SHORT TASK
Track down the lines that contain "source" and copy them.

STORED ROWS
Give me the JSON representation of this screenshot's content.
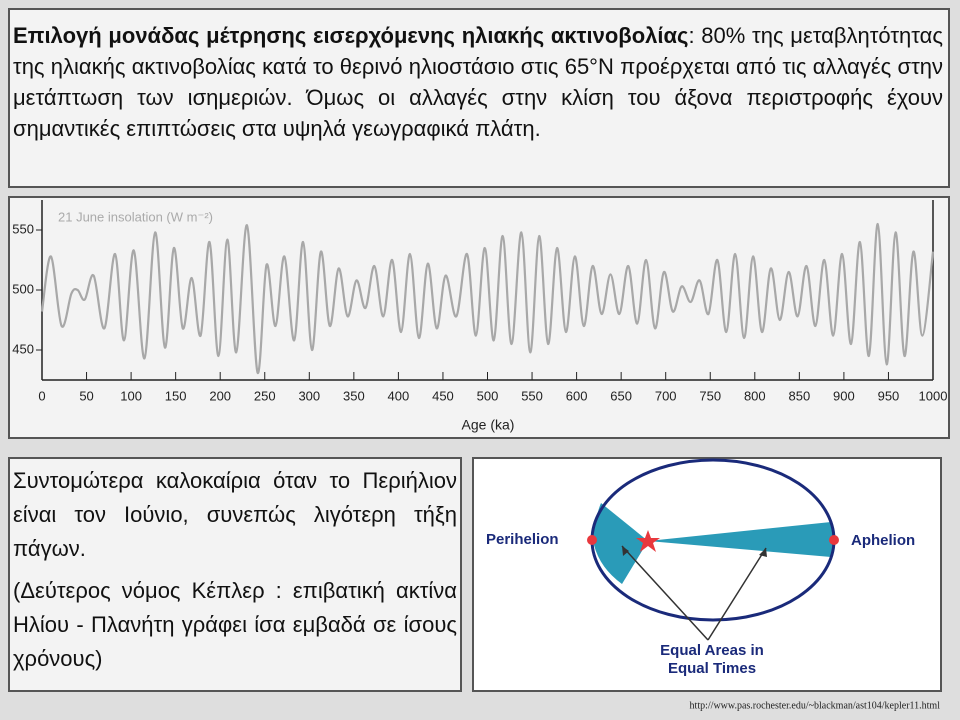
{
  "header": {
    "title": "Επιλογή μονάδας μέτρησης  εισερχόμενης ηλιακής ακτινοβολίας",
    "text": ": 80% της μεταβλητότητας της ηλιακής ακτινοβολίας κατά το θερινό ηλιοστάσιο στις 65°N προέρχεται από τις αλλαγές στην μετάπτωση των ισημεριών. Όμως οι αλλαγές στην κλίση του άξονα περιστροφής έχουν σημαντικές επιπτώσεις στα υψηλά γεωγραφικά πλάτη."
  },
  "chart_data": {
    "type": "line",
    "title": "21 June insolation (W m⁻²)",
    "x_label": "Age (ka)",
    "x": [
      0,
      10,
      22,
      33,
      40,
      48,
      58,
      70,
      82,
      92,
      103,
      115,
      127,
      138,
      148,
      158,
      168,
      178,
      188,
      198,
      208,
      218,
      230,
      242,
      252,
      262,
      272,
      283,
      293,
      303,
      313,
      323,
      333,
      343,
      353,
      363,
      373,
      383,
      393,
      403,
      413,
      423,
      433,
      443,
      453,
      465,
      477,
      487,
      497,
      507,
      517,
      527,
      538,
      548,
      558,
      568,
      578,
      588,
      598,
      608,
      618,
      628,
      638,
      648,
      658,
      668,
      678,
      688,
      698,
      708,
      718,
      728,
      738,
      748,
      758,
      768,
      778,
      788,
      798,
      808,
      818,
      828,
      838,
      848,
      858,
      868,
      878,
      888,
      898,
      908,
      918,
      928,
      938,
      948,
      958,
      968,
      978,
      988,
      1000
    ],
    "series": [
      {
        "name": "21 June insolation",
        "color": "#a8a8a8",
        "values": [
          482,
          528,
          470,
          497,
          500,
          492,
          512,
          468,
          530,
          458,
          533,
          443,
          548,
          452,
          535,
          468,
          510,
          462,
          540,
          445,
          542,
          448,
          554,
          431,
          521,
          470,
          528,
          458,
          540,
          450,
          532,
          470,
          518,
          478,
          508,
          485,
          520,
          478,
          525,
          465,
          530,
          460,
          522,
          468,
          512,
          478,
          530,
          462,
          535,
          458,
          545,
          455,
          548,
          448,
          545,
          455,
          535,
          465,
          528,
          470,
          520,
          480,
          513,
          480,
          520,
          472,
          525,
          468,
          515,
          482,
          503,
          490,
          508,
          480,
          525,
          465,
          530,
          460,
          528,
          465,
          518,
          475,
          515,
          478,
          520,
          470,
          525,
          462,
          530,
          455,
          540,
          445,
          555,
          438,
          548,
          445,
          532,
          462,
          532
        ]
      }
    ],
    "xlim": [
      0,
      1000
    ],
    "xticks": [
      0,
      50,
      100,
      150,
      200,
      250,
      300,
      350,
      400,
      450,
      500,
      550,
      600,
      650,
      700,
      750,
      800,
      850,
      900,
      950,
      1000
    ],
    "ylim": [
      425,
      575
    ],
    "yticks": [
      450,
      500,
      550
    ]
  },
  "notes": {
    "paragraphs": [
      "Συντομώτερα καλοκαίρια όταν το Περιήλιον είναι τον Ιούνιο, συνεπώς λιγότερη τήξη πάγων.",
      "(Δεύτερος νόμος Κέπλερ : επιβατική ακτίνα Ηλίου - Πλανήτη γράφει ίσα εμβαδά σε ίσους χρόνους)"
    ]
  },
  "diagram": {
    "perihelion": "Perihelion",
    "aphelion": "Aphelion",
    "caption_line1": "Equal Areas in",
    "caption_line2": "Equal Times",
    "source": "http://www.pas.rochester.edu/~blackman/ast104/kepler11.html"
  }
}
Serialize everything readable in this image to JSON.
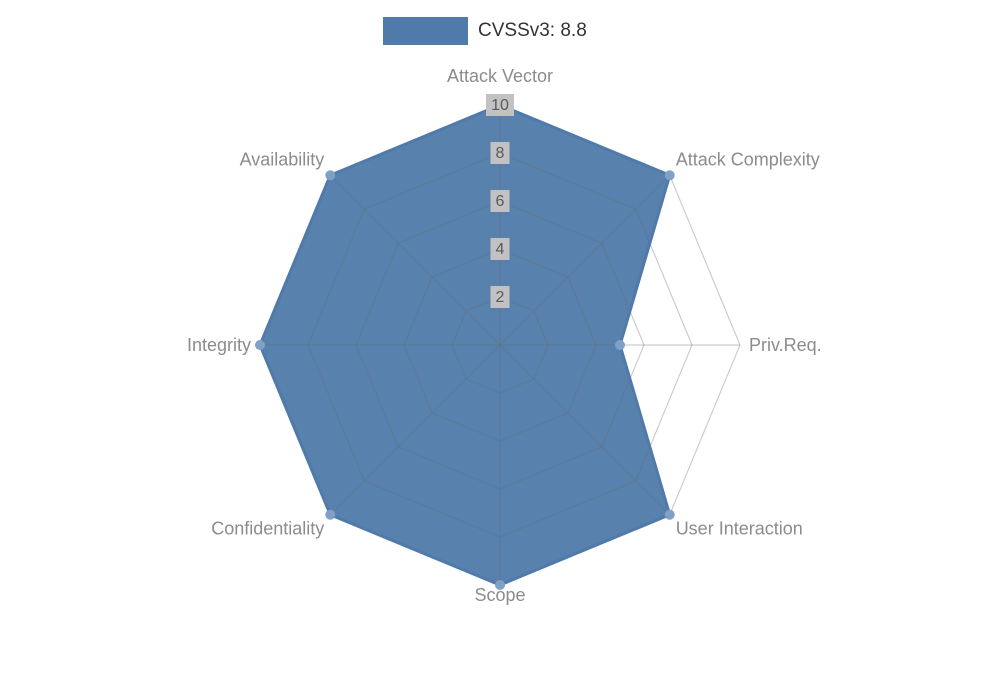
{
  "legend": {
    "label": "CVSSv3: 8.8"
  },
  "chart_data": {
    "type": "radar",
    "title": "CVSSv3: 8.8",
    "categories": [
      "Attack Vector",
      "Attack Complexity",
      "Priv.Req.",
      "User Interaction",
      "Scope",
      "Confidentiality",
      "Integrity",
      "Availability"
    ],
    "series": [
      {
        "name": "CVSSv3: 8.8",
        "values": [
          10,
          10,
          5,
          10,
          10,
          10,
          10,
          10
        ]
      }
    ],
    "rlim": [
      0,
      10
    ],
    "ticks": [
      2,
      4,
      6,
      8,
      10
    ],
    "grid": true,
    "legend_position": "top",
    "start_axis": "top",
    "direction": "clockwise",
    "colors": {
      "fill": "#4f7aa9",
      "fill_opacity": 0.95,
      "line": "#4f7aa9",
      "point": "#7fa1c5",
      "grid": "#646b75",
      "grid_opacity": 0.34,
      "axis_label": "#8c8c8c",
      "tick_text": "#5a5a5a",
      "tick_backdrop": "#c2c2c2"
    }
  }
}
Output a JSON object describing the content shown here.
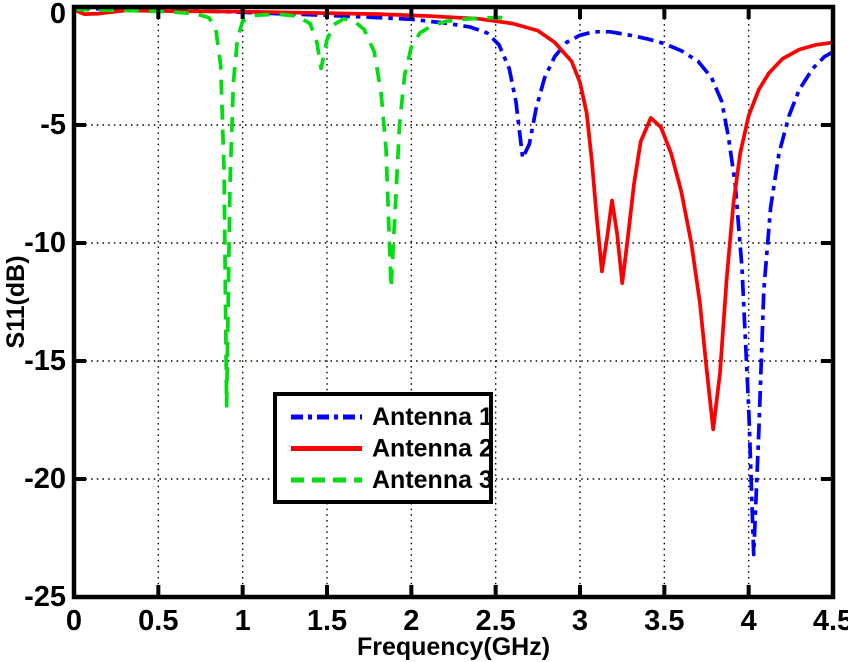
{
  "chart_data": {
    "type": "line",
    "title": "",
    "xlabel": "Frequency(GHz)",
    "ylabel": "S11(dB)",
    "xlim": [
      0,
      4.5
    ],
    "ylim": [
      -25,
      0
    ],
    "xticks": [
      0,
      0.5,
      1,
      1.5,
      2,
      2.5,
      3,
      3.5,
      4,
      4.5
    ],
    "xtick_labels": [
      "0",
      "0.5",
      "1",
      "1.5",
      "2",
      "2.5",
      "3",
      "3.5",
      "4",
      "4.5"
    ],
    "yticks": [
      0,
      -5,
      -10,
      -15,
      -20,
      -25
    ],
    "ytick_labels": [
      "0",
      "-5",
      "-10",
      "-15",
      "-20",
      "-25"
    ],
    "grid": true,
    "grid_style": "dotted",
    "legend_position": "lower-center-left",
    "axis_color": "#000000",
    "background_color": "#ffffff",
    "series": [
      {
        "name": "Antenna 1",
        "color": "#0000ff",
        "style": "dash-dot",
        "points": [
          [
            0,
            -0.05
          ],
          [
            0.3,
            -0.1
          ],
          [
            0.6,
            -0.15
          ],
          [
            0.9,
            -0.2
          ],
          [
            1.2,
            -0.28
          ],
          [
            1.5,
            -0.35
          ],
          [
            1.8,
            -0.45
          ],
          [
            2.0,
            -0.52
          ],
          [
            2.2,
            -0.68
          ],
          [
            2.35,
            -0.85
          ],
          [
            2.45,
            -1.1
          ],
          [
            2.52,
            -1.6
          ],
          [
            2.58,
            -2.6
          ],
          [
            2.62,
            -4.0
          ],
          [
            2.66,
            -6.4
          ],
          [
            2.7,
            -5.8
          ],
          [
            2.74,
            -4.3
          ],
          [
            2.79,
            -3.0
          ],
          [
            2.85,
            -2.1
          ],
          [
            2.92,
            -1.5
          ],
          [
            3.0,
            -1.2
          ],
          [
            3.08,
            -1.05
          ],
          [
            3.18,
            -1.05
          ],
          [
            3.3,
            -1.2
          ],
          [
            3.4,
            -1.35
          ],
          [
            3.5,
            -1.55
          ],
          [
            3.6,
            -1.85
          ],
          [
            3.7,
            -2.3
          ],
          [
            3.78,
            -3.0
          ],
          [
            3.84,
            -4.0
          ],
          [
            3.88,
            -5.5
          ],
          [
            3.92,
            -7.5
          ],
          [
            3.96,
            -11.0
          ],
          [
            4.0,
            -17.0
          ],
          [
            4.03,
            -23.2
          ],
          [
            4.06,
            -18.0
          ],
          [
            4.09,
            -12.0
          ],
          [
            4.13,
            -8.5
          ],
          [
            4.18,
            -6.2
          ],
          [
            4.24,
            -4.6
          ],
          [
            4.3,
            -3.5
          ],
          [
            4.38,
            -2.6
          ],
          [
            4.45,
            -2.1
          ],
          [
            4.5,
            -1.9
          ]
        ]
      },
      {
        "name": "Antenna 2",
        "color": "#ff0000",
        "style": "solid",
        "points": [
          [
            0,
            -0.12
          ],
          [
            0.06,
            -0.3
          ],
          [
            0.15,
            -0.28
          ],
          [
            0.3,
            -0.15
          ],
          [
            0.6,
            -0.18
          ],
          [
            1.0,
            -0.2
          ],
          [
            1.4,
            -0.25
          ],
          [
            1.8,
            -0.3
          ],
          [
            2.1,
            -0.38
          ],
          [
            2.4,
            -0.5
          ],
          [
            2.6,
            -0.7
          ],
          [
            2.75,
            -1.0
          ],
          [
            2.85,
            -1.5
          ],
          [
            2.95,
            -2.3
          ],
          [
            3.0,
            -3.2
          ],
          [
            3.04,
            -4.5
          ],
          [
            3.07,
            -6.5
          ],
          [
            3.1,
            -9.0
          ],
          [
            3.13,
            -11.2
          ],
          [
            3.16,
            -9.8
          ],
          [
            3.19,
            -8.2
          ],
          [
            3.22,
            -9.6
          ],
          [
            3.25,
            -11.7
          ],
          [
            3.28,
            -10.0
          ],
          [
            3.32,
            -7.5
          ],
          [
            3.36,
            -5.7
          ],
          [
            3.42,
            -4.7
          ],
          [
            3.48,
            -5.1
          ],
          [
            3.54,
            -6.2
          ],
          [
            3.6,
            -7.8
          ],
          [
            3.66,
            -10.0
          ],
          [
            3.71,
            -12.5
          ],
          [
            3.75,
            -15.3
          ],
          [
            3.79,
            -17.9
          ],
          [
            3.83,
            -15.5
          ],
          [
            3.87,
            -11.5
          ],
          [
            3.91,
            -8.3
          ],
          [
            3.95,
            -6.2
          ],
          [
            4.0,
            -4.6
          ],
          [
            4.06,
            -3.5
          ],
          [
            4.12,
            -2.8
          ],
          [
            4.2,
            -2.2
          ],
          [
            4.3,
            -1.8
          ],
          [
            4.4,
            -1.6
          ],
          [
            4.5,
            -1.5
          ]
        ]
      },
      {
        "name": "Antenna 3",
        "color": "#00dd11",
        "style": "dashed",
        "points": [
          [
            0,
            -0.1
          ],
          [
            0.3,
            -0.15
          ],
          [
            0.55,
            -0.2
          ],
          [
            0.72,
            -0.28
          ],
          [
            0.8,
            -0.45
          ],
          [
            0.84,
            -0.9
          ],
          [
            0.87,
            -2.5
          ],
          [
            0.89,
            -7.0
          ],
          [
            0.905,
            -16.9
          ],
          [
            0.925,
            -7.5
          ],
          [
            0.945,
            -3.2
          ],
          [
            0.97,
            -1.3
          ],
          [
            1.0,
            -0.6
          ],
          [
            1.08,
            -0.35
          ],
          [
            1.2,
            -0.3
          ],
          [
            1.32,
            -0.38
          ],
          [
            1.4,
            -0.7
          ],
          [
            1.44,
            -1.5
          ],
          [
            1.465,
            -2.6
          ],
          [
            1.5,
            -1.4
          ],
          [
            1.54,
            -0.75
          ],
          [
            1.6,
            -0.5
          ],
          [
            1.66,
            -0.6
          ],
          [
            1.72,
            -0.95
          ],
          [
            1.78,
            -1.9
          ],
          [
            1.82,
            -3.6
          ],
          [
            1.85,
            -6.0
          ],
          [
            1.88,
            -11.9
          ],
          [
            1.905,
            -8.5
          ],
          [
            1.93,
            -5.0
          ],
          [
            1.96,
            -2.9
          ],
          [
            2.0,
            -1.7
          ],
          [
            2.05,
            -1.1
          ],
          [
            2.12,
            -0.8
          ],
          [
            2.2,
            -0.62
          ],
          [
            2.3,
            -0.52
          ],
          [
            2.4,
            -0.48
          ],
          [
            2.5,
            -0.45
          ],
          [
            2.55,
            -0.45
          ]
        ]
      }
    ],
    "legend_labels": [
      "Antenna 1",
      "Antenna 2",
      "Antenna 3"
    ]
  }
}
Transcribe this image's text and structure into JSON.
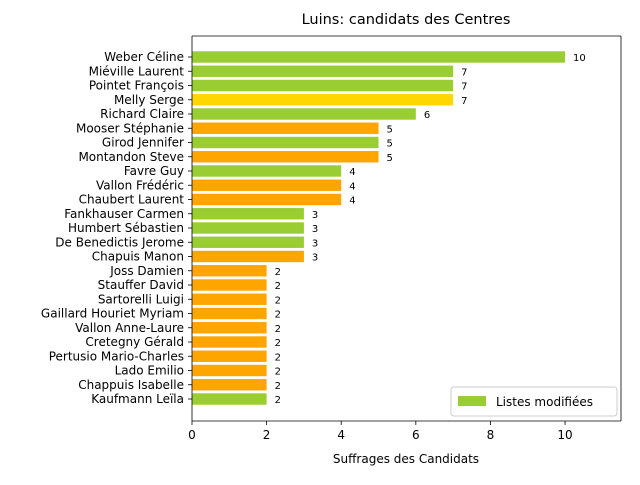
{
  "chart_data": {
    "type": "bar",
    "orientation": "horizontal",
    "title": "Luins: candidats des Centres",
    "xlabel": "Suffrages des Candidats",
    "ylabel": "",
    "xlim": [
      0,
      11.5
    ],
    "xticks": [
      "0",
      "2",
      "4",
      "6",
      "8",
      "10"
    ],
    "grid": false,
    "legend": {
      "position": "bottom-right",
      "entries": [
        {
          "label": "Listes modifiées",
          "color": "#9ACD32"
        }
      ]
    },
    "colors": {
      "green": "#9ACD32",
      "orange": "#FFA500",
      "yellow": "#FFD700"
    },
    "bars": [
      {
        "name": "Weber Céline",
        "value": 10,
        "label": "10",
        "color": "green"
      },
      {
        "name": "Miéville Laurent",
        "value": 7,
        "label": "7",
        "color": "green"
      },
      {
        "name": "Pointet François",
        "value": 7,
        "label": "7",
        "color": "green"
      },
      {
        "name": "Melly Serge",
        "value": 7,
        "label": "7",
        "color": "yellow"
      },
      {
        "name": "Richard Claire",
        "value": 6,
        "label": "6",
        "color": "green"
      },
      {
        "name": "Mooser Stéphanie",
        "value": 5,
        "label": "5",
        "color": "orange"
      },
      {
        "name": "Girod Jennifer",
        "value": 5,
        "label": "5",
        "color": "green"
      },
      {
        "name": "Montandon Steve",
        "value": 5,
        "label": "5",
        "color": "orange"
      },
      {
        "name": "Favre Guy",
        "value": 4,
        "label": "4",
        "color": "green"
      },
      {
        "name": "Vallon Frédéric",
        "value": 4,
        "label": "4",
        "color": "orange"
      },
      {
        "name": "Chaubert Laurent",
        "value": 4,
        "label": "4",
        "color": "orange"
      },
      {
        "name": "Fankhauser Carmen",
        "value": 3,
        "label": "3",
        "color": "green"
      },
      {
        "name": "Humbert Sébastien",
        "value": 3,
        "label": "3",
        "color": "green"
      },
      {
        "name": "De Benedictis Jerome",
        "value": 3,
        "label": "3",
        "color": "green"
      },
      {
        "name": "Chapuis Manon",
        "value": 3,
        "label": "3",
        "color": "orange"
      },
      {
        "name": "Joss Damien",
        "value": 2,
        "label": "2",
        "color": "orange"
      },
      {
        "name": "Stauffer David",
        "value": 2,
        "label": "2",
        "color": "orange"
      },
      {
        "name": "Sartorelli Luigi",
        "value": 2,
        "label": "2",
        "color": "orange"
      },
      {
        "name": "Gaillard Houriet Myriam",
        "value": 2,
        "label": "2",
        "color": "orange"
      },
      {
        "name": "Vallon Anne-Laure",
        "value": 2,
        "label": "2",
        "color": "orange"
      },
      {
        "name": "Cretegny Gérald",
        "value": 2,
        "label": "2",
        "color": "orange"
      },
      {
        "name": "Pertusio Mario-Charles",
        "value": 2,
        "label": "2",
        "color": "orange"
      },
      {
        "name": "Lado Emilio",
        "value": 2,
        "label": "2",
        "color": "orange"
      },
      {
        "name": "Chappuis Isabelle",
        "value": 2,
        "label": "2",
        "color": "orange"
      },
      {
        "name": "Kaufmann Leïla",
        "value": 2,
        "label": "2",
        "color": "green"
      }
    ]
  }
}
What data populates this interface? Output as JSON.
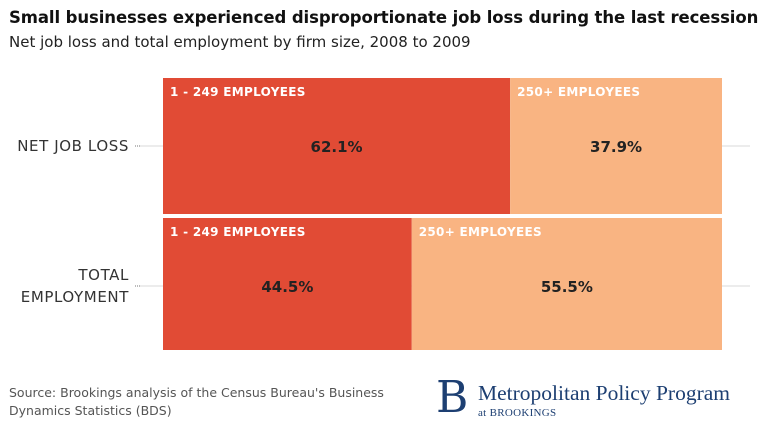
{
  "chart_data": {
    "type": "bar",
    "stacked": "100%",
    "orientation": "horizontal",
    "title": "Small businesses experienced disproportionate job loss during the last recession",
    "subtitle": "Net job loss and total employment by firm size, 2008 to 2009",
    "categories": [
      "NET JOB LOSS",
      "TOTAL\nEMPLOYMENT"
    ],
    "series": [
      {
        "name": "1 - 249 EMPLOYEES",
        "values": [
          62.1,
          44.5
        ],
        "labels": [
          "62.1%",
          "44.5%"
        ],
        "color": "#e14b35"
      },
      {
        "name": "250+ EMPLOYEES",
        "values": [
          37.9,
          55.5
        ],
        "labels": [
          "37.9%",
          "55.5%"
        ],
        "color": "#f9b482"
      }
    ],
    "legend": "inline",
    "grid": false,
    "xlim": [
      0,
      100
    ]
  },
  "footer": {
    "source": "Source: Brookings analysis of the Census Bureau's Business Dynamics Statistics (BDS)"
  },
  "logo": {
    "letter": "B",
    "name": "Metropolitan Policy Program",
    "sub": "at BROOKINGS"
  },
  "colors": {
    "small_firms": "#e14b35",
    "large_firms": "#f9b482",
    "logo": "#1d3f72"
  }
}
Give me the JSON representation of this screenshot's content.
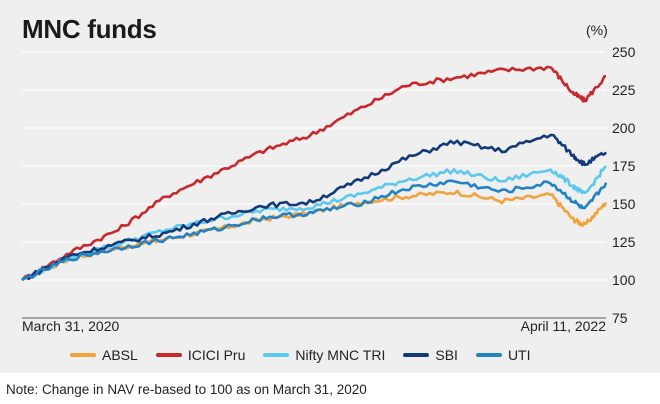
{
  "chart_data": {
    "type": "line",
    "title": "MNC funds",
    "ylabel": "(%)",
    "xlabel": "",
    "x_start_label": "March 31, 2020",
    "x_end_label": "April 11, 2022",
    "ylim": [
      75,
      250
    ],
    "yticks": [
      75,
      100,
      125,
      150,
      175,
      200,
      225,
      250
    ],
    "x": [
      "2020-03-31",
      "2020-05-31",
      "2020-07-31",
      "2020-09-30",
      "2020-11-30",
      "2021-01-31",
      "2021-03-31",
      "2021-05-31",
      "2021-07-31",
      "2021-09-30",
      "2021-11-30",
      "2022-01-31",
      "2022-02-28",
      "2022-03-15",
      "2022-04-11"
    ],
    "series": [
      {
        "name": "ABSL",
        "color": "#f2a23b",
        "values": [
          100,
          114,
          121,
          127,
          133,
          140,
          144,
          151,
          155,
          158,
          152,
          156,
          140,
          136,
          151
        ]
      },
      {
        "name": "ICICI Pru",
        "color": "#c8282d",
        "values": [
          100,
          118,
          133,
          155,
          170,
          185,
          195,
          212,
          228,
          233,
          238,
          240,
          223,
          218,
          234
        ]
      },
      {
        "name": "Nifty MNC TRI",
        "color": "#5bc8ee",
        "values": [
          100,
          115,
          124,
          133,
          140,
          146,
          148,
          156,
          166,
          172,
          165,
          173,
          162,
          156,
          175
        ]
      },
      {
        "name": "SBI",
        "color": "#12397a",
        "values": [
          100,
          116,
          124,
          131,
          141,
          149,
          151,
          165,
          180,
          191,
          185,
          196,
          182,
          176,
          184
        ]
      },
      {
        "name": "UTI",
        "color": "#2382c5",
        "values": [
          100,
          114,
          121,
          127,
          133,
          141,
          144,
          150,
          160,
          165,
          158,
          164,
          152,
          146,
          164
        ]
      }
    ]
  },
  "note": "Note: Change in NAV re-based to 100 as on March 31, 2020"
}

TASK SOLUTION
    "source": "http://www.pas.rochester.edu/~blackman/ast104/kepler11.html"
    "source": "Source: Brookings analysis of the Census Bureau's Business Dynamics Statistics (BDS)"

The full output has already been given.